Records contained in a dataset
---------------

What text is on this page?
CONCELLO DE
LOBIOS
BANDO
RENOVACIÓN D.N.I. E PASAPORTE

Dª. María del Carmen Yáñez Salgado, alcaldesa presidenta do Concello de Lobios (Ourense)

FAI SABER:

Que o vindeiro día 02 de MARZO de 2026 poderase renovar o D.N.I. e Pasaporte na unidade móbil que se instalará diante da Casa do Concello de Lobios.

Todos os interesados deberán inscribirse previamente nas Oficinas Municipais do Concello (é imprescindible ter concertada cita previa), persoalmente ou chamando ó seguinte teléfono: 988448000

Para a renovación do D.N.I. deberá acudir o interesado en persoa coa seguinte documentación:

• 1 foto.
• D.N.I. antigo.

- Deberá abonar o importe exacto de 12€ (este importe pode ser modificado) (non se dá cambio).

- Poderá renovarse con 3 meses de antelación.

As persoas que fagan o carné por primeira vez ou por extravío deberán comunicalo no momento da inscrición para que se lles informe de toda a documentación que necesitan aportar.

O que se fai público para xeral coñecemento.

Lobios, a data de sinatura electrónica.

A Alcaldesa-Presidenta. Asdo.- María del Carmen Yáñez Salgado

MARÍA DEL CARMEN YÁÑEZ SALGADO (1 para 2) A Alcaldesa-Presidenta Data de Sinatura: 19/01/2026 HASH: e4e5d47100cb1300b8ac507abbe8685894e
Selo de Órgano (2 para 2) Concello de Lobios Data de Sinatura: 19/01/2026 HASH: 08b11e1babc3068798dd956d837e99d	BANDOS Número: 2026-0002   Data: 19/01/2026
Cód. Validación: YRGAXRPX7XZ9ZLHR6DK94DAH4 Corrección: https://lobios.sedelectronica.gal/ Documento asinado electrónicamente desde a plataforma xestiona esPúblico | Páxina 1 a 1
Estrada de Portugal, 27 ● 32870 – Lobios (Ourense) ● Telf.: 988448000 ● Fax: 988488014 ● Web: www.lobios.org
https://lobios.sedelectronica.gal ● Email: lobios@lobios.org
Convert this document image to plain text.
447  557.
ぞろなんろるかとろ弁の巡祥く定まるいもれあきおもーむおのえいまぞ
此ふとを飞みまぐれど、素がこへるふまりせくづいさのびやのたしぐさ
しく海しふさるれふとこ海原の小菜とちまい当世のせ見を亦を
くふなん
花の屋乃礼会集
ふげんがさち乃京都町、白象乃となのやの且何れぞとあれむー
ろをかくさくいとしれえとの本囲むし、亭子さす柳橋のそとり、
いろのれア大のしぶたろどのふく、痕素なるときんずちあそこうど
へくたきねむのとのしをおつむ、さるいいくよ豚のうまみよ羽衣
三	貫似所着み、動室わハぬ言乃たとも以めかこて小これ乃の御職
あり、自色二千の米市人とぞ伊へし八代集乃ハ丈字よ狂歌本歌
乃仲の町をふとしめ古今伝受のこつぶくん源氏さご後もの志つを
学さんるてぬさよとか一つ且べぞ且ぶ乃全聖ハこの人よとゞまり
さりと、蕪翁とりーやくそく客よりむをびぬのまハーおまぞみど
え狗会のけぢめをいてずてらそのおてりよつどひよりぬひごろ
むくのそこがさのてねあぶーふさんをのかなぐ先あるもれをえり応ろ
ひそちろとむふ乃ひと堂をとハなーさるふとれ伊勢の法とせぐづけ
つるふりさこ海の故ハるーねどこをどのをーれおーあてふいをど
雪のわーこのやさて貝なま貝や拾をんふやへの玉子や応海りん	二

---------------

To do >>
Copy every line of the records word for word.

Complete response >>
What text is on this page?
CONCELLO DE
LOBIOS
BANDO
RENOVACIÓN D.N.I. E PASAPORTE

Dª. María del Carmen Yáñez Salgado, alcaldesa presidenta do Concello de Lobios (Ourense)

FAI SABER:

Que o vindeiro día 02 de MARZO de 2026 poderase renovar o D.N.I. e Pasaporte na unidade móbil que se instalará diante da Casa do Concello de Lobios.

Todos os interesados deberán inscribirse previamente nas Oficinas Municipais do Concello (é imprescindible ter concertada cita previa), persoalmente ou chamando ó seguinte teléfono: 988448000

Para a renovación do D.N.I. deberá acudir o interesado en persoa coa seguinte documentación:

• 1 foto.
• D.N.I. antigo.

- Deberá abonar o importe exacto de 12€ (este importe pode ser modificado) (non se dá cambio).

- Poderá renovarse con 3 meses de antelación.

As persoas que fagan o carné por primeira vez ou por extravío deberán comunicalo no momento da inscrición para que se lles informe de toda a documentación que necesitan aportar.

O que se fai público para xeral coñecemento.

Lobios, a data de sinatura electrónica.

A Alcaldesa-Presidenta. Asdo.- María del Carmen Yáñez Salgado

MARÍA DEL CARMEN YÁÑEZ SALGADO (1 para 2) A Alcaldesa-Presidenta Data de Sinatura: 19/01/2026 HASH: e4e5d47100cb1300b8ac507abbe8685894e
Selo de Órgano (2 para 2) Concello de Lobios Data de Sinatura: 19/01/2026 HASH: 08b11e1babc3068798dd956d837e99d	BANDOS Número: 2026-0002   Data: 19/01/2026
Cód. Validación: YRGAXRPX7XZ9ZLHR6DK94DAH4 Corrección: https://lobios.sedelectronica.gal/ Documento asinado electrónicamente desde a plataforma xestiona esPúblico | Páxina 1 a 1
Estrada de Portugal, 27 ● 32870 – Lobios (Ourense) ● Telf.: 988448000 ● Fax: 988488014 ● Web: www.lobios.org
https://lobios.sedelectronica.gal ● Email: lobios@lobios.org
Convert this document image to plain text.
447  557.
ぞろなんろるかとろ弁の巡祥く定まるいもれあきおもーむおのえいまぞ
此ふとを飞みまぐれど、素がこへるふまりせくづいさのびやのたしぐさ
しく海しふさるれふとこ海原の小菜とちまい当世のせ見を亦を
くふなん
花の屋乃礼会集
ふげんがさち乃京都町、白象乃となのやの且何れぞとあれむー
ろをかくさくいとしれえとの本囲むし、亭子さす柳橋のそとり、
いろのれア大のしぶたろどのふく、痕素なるときんずちあそこうど
へくたきねむのとのしをおつむ、さるいいくよ豚のうまみよ羽衣
三	貫似所着み、動室わハぬ言乃たとも以めかこて小これ乃の御職
あり、自色二千の米市人とぞ伊へし八代集乃ハ丈字よ狂歌本歌
乃仲の町をふとしめ古今伝受のこつぶくん源氏さご後もの志つを
学さんるてぬさよとか一つ且べぞ且ぶ乃全聖ハこの人よとゞまり
さりと、蕪翁とりーやくそく客よりむをびぬのまハーおまぞみど
え狗会のけぢめをいてずてらそのおてりよつどひよりぬひごろ
むくのそこがさのてねあぶーふさんをのかなぐ先あるもれをえり応ろ
ひそちろとむふ乃ひと堂をとハなーさるふとれ伊勢の法とせぐづけ
つるふりさこ海の故ハるーねどこをどのをーれおーあてふいをど
雪のわーこのやさて貝なま貝や拾をんふやへの玉子や応海りん	二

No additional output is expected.